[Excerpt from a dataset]
* * * * * * *

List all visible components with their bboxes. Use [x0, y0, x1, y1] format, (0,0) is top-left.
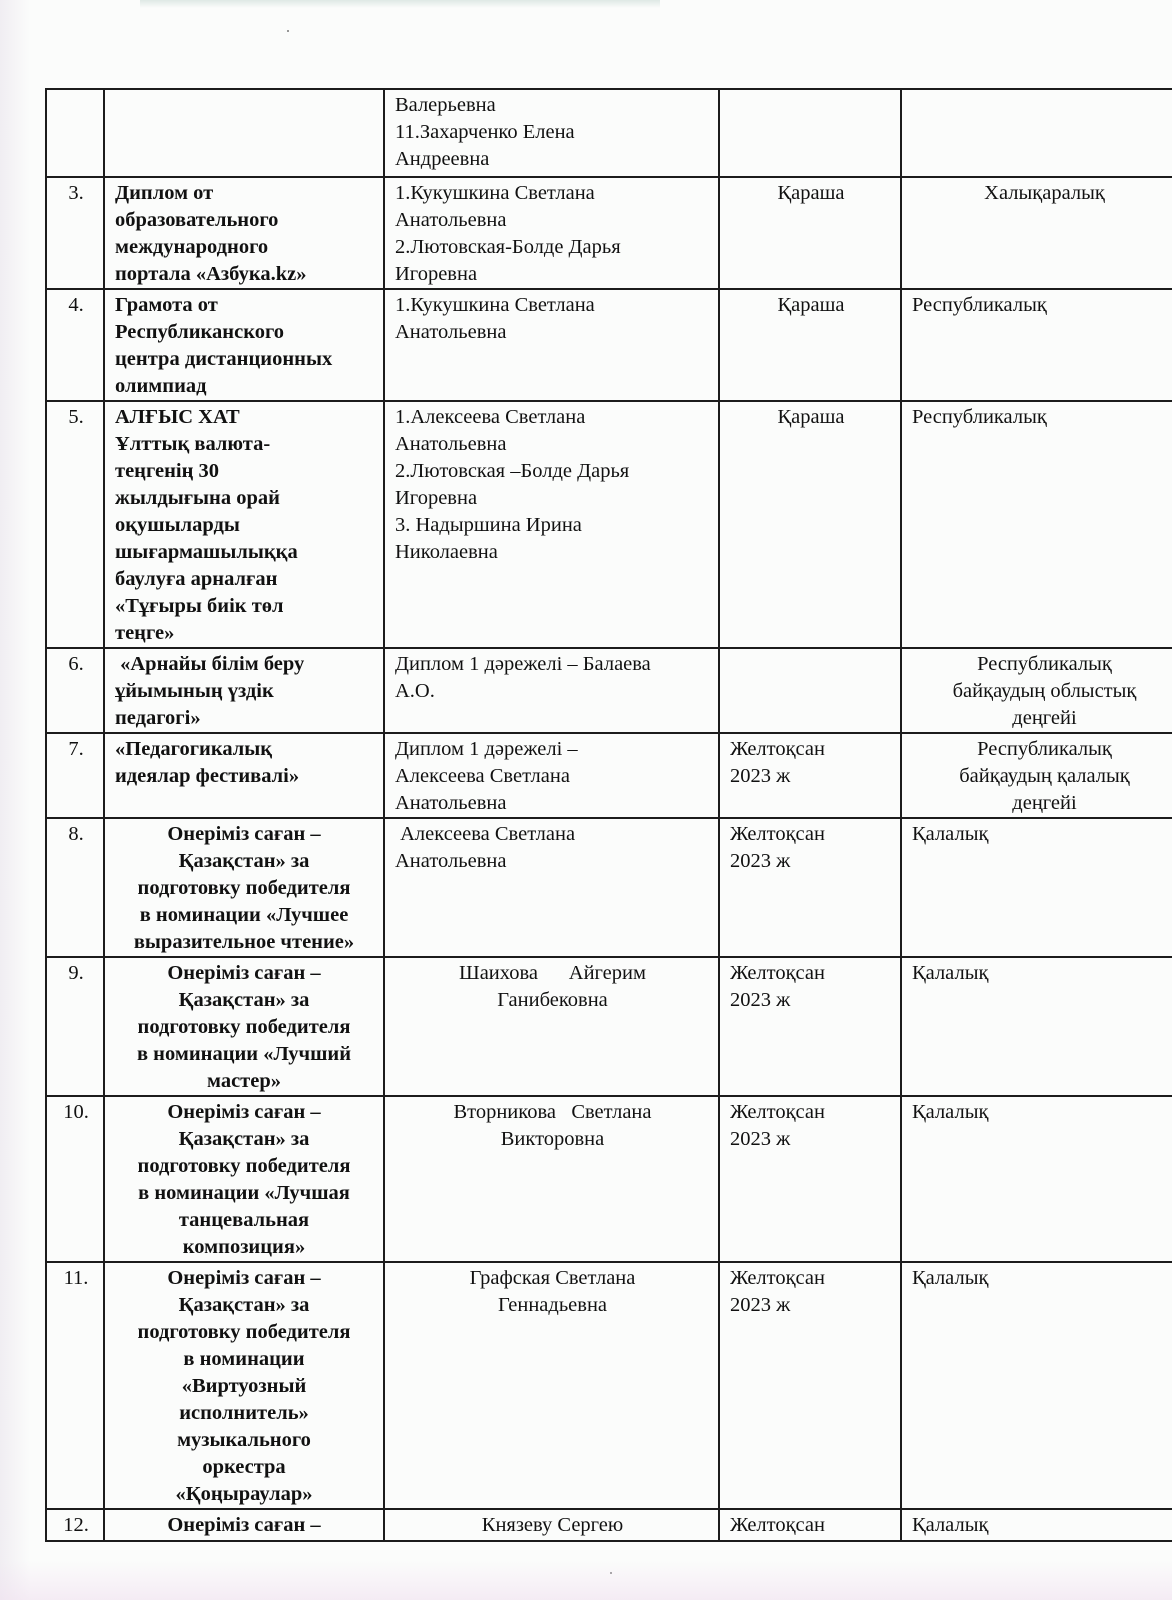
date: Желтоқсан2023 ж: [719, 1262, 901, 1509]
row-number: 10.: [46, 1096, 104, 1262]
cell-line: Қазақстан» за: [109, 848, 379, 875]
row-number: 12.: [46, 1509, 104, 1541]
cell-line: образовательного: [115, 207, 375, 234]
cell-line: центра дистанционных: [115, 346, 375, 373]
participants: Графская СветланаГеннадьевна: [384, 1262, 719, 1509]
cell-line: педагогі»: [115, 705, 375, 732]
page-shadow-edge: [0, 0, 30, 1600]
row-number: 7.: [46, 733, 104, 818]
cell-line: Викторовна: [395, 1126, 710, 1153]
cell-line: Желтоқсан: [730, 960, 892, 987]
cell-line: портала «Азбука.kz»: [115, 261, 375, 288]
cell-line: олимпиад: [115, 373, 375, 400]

* * * * * * *

Switch "components" to "elements" throughout the records above, keeping every other word unchanged. Leave the pictures out of your answer.

### Final result
List all visible elements with their bboxes. Use [x0, y0, x1, y1] format, (0,0) is top-left.
date: Желтоқсан2023 ж: [719, 1262, 901, 1509]
row-number: 10.: [46, 1096, 104, 1262]
cell-line: Қазақстан» за: [109, 848, 379, 875]
row-number: 12.: [46, 1509, 104, 1541]
cell-line: образовательного: [115, 207, 375, 234]
cell-line: центра дистанционных: [115, 346, 375, 373]
participants: Графская СветланаГеннадьевна: [384, 1262, 719, 1509]
cell-line: педагогі»: [115, 705, 375, 732]
page-shadow-edge: [0, 0, 30, 1600]
row-number: 7.: [46, 733, 104, 818]
cell-line: Викторовна: [395, 1126, 710, 1153]
cell-line: Желтоқсан: [730, 960, 892, 987]
cell-line: портала «Азбука.kz»: [115, 261, 375, 288]
cell-line: олимпиад: [115, 373, 375, 400]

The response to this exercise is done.